Exercise prompt — Pull out every line from the listing that has the word "this".
>> BEGIN
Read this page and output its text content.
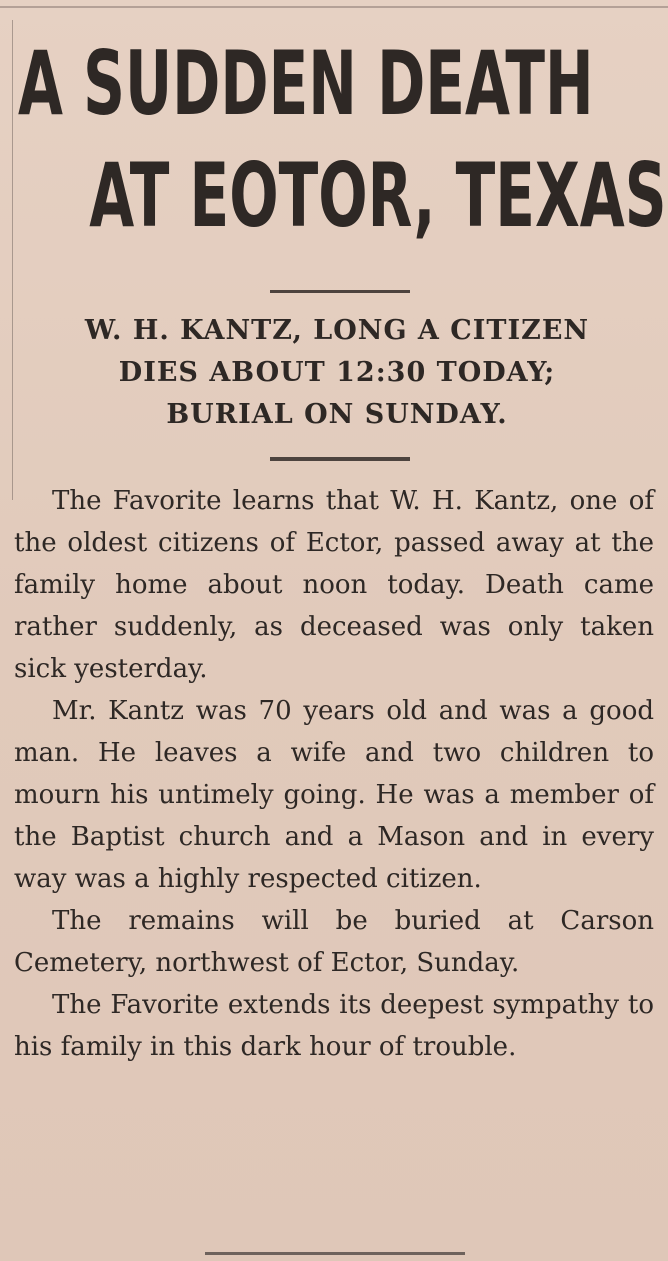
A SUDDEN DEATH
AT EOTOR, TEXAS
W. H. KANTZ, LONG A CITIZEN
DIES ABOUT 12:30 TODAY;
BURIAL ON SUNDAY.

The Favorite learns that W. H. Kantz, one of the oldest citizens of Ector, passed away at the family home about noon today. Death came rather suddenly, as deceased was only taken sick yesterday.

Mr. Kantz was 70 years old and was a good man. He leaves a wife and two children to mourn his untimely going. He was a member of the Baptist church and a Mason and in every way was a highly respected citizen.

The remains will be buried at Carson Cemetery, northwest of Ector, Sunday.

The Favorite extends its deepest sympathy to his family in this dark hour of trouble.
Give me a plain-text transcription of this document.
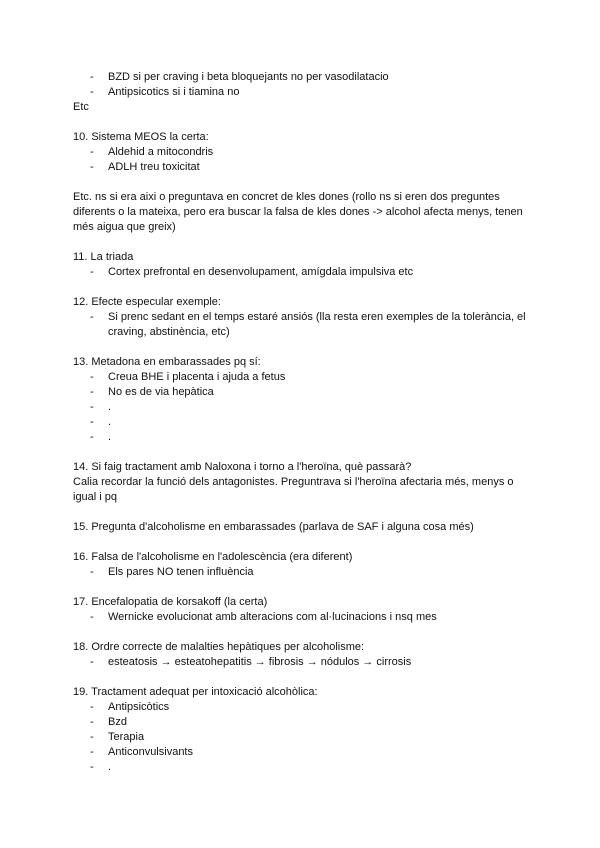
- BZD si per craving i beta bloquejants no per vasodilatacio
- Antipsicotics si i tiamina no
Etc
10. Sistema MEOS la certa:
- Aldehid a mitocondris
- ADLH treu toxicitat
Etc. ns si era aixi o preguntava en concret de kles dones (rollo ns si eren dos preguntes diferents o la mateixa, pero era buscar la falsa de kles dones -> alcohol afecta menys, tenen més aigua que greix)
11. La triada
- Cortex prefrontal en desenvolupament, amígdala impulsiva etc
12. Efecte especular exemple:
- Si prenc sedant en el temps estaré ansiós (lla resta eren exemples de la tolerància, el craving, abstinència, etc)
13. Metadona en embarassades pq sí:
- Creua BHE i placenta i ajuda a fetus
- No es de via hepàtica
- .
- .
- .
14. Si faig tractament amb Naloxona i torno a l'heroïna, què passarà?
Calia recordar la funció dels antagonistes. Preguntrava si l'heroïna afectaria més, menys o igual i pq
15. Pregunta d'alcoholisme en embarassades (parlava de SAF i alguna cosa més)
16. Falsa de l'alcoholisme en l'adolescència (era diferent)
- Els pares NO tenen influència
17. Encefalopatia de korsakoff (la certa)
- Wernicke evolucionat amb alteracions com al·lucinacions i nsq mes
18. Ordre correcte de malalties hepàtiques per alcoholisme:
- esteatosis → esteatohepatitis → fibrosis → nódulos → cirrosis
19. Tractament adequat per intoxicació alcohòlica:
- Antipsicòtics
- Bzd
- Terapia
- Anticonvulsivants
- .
>> END
>> BEGIN
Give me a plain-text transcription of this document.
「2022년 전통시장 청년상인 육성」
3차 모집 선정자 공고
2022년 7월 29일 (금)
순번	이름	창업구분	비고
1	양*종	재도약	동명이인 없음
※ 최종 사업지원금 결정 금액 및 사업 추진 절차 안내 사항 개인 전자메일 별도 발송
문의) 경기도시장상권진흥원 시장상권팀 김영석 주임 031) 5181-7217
>> END
Solution —
Read this page and output its text content.
The Favorite extends its deepest sympathy to his family in this dark hour of trouble.
Give me a plain-text transcription of this document.
Give me a plain-text transcription of this document.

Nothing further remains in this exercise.